▶ Data records
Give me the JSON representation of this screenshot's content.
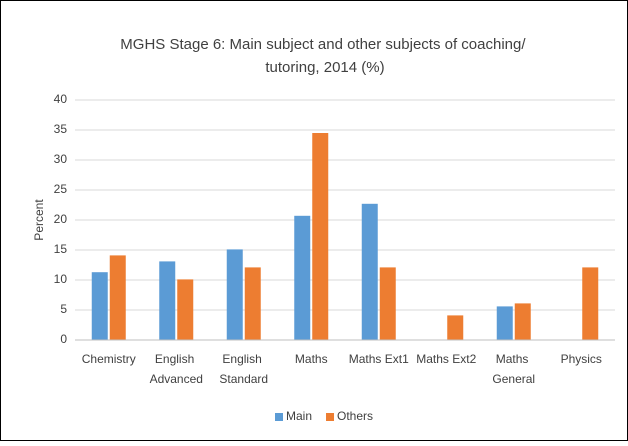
{
  "chart_data": {
    "type": "bar",
    "title": "MGHS Stage 6: Main subject and other subjects of coaching/ tutoring, 2014 (%)",
    "y_label": "Percent",
    "categories": [
      "Chemistry",
      "English Advanced",
      "English Standard",
      "Maths",
      "Maths Ext1",
      "Maths Ext2",
      "Maths General",
      "Physics"
    ],
    "series": [
      {
        "name": "Main",
        "color": "#5b9bd5",
        "values": [
          11.3,
          13.1,
          15.1,
          20.7,
          22.7,
          null,
          5.6,
          null
        ]
      },
      {
        "name": "Others",
        "color": "#ed7d31",
        "values": [
          14.1,
          10.1,
          12.1,
          34.5,
          12.1,
          4.1,
          6.1,
          12.1
        ]
      }
    ],
    "ylim": [
      0,
      40
    ],
    "yticks": [
      0,
      5,
      10,
      15,
      20,
      25,
      30,
      35,
      40
    ],
    "grid": true,
    "legend": "bottom"
  }
}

▶ STATED PROBLEM
Copy out each line of the records that holds the string "Maths".

▶ SOLUTION TO THIS PROBLEM
      "Maths",
      "Maths Ext1",
      "Maths Ext2",
      "Maths General",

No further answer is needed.